*Task to carry out*.
Give the number of lines that contain the string "object", please, and nothing else.

• • • • • • •

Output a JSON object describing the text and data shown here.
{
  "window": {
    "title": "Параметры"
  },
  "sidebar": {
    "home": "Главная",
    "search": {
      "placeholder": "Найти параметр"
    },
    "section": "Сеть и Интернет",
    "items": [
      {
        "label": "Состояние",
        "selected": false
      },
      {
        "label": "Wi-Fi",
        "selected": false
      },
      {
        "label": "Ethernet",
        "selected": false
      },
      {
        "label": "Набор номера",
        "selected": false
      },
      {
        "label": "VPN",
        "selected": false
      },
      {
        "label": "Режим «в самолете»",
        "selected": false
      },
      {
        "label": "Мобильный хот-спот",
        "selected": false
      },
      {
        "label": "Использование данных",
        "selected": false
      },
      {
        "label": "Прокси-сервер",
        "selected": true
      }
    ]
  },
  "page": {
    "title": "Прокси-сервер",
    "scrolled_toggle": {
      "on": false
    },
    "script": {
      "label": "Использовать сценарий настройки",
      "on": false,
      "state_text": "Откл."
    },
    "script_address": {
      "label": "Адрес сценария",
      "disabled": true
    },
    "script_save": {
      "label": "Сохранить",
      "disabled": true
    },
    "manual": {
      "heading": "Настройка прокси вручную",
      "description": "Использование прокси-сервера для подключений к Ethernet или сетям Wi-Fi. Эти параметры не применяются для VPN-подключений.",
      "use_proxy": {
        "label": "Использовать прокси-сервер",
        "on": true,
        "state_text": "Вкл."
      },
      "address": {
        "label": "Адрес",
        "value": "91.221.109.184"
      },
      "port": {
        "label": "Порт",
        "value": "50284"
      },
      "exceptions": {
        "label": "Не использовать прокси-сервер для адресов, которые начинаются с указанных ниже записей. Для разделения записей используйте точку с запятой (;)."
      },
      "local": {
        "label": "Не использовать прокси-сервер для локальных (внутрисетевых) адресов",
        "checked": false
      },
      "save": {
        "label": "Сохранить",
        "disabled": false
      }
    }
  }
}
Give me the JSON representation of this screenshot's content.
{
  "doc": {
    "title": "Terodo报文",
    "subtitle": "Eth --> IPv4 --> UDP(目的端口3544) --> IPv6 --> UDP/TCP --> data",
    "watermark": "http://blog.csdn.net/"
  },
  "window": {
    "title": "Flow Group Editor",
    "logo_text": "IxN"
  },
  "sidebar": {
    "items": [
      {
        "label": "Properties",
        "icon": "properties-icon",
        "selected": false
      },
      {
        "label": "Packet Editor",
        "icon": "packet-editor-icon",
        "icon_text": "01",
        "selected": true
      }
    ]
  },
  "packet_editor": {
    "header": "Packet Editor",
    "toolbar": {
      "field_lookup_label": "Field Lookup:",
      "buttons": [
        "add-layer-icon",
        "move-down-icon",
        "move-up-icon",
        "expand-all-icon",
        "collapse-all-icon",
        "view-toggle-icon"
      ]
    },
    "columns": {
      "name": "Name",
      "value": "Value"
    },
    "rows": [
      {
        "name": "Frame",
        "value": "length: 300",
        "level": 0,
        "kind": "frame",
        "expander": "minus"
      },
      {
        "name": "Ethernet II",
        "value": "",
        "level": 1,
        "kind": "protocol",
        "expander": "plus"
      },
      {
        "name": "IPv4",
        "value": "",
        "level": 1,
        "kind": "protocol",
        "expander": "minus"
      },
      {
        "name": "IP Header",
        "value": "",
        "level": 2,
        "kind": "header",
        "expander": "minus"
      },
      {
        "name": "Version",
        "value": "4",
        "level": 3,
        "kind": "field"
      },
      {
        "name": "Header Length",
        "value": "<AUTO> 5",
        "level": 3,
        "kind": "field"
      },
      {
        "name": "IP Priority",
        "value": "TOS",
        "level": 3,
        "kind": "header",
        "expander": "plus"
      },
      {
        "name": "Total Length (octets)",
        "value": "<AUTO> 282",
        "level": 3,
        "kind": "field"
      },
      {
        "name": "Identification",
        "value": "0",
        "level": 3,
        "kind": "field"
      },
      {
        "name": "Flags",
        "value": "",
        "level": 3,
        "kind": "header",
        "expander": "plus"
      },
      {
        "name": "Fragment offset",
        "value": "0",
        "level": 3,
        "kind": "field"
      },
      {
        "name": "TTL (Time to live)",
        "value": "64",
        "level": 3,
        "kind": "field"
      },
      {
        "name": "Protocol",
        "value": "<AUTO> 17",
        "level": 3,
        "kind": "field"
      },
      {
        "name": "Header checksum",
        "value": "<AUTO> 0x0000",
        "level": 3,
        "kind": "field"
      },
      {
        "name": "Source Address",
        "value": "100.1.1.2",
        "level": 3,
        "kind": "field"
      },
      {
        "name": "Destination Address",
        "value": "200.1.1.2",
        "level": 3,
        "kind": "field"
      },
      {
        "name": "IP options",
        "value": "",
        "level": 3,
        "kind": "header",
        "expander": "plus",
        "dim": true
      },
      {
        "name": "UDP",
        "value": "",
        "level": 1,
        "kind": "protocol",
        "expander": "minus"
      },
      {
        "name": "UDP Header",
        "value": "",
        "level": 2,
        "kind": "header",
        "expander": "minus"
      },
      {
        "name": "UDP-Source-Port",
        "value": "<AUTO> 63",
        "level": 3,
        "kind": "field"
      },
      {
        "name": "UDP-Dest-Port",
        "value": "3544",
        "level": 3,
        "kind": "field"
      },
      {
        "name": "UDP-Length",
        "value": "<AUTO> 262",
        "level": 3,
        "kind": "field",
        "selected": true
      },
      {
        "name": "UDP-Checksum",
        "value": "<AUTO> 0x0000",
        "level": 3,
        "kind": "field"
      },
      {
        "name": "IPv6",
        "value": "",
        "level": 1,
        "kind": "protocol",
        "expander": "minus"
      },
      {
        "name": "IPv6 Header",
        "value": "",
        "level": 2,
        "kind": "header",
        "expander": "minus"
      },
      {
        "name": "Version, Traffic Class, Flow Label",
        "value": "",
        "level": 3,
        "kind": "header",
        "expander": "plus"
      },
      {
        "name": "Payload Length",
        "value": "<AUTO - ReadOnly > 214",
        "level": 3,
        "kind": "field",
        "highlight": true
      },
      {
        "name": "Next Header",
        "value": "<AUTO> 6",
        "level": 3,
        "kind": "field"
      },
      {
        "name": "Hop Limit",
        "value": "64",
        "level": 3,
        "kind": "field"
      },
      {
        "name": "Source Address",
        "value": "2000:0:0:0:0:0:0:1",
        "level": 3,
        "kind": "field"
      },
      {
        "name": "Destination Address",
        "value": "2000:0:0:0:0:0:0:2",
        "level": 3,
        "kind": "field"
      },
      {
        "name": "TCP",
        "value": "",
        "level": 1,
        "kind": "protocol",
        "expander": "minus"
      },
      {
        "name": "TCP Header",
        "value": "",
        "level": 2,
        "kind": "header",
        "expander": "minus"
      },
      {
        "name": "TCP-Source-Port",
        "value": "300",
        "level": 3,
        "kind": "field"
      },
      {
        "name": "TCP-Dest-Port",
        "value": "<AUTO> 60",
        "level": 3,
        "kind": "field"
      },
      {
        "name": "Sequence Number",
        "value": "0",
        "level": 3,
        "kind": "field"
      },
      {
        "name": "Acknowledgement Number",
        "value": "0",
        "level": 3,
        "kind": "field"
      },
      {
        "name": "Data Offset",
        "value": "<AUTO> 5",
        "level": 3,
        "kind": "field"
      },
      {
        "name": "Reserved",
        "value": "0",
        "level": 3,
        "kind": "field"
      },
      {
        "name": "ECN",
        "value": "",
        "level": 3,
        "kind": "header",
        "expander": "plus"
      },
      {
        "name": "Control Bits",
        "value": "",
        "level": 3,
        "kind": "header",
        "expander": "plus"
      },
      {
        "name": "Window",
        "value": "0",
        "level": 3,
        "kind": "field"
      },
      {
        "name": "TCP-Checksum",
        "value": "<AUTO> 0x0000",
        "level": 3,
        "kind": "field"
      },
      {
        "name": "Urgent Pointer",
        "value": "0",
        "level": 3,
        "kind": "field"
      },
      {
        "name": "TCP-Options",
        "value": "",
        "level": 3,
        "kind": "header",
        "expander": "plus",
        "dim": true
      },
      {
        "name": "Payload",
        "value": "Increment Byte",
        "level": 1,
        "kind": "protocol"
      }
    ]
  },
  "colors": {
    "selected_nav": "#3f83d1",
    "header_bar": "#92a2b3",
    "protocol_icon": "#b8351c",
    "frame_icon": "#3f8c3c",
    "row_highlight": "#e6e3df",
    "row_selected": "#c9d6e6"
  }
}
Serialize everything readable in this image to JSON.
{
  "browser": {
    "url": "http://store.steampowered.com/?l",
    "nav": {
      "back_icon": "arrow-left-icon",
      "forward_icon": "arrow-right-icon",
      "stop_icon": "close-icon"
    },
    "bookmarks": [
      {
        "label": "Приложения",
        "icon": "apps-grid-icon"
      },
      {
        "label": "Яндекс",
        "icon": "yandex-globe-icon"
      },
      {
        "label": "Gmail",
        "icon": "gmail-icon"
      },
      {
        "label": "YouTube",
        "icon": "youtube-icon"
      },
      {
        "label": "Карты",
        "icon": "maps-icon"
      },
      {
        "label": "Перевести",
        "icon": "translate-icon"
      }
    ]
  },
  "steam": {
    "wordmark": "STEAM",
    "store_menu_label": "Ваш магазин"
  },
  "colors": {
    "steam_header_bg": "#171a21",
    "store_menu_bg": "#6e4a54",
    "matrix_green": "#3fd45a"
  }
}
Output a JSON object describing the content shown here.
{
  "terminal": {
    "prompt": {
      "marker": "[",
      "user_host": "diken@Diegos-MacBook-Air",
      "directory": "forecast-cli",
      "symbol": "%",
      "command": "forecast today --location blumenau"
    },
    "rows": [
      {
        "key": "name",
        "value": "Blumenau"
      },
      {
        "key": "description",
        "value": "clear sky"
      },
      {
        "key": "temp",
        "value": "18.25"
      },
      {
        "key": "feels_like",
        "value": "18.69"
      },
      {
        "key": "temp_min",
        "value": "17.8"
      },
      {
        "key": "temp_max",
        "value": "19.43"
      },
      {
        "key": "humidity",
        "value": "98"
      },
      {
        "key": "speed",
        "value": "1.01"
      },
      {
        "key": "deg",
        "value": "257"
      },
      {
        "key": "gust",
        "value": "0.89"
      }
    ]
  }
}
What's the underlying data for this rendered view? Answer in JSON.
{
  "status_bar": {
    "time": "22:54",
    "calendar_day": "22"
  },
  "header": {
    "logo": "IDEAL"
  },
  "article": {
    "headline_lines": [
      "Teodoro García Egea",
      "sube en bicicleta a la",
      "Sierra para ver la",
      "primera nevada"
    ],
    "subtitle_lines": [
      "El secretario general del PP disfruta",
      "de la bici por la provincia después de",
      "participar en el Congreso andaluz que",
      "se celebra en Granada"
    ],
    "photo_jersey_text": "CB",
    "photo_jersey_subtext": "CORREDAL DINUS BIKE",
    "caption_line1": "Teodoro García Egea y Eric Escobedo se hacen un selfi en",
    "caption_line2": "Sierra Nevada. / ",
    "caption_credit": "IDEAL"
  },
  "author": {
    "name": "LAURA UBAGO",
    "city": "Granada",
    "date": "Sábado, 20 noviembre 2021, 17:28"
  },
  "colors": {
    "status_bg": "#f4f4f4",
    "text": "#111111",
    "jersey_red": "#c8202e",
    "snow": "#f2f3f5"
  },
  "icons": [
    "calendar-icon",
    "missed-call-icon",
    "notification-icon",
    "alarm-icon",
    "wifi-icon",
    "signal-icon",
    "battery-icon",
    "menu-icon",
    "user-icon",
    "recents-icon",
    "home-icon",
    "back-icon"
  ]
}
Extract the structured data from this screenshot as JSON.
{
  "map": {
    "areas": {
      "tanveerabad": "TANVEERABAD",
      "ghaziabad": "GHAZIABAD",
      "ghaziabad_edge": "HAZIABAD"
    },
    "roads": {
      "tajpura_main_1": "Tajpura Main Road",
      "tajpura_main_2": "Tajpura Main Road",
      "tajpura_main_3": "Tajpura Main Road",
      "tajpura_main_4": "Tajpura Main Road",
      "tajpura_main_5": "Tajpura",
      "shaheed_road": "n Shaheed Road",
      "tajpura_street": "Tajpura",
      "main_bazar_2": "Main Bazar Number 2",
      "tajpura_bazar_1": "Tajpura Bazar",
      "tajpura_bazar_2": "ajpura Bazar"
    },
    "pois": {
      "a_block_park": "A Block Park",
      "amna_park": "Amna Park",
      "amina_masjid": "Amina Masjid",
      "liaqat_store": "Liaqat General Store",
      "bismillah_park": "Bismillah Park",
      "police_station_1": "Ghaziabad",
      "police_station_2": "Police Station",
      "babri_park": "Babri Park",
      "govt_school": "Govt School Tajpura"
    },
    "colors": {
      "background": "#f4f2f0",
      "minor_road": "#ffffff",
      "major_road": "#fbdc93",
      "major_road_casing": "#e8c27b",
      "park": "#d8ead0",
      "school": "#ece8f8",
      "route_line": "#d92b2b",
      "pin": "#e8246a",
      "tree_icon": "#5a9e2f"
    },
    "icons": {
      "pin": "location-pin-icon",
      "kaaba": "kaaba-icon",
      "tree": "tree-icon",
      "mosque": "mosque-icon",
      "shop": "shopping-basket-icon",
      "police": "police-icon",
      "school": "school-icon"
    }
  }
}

• • • • • • •

*Correct response*.
2